What you need to do
Below are entries. Pull out all lines containing "document".

***

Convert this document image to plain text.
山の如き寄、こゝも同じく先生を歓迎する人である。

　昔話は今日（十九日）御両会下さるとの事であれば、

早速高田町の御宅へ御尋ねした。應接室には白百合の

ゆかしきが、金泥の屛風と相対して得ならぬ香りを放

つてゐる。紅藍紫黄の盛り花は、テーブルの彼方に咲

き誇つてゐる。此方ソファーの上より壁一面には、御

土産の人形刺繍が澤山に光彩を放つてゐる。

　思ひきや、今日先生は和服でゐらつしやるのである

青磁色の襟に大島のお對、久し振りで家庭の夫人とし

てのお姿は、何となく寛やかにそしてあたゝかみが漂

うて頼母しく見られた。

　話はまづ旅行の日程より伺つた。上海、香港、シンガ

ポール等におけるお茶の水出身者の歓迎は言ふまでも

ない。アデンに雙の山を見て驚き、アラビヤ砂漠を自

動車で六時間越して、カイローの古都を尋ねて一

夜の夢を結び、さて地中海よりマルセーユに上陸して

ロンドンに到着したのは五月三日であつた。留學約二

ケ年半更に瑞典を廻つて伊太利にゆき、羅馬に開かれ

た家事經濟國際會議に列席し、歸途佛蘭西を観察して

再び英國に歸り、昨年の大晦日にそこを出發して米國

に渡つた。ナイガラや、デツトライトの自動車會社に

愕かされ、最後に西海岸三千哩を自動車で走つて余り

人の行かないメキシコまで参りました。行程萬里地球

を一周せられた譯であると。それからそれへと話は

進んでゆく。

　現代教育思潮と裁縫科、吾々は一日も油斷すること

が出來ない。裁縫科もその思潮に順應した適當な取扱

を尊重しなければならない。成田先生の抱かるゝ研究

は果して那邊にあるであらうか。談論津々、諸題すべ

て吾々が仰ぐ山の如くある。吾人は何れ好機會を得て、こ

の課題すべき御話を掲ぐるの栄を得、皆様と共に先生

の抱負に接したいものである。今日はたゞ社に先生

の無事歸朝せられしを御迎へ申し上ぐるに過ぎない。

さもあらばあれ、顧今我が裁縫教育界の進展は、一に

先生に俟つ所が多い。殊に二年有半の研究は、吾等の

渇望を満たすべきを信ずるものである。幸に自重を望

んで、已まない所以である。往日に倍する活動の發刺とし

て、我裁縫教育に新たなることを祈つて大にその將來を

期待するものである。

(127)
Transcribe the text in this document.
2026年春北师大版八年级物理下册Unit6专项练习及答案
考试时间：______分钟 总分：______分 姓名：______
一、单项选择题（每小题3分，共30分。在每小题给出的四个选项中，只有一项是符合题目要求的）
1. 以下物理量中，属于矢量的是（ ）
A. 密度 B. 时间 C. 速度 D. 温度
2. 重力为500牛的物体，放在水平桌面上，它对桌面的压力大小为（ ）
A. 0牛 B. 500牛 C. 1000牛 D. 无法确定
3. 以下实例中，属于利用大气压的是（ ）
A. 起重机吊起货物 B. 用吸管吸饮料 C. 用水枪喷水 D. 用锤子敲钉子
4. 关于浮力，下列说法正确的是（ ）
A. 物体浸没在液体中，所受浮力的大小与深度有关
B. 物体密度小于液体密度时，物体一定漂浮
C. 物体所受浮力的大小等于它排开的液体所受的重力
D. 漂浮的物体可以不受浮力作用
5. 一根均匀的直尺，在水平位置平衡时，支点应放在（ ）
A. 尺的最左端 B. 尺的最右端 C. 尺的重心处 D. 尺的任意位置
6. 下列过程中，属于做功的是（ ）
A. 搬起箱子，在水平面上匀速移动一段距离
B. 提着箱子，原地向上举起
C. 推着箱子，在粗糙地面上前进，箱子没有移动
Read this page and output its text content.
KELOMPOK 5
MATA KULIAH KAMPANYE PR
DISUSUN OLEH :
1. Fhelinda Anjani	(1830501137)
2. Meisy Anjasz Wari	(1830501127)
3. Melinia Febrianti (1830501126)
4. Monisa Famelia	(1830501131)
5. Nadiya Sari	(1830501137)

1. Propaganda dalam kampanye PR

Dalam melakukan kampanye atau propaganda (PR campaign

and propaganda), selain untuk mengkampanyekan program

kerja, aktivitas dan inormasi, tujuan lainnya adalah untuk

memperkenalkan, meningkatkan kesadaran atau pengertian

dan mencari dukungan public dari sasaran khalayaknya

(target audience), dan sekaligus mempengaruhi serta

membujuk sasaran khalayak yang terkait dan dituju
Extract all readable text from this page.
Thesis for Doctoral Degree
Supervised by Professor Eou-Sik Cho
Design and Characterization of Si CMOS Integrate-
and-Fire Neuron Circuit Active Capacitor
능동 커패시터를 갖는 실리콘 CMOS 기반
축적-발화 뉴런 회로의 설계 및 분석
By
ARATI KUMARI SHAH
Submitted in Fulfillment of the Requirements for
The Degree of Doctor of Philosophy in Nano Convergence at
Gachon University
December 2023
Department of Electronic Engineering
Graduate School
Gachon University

***

Task answer
Convert this document image to plain text.
Transcribe the text in this document.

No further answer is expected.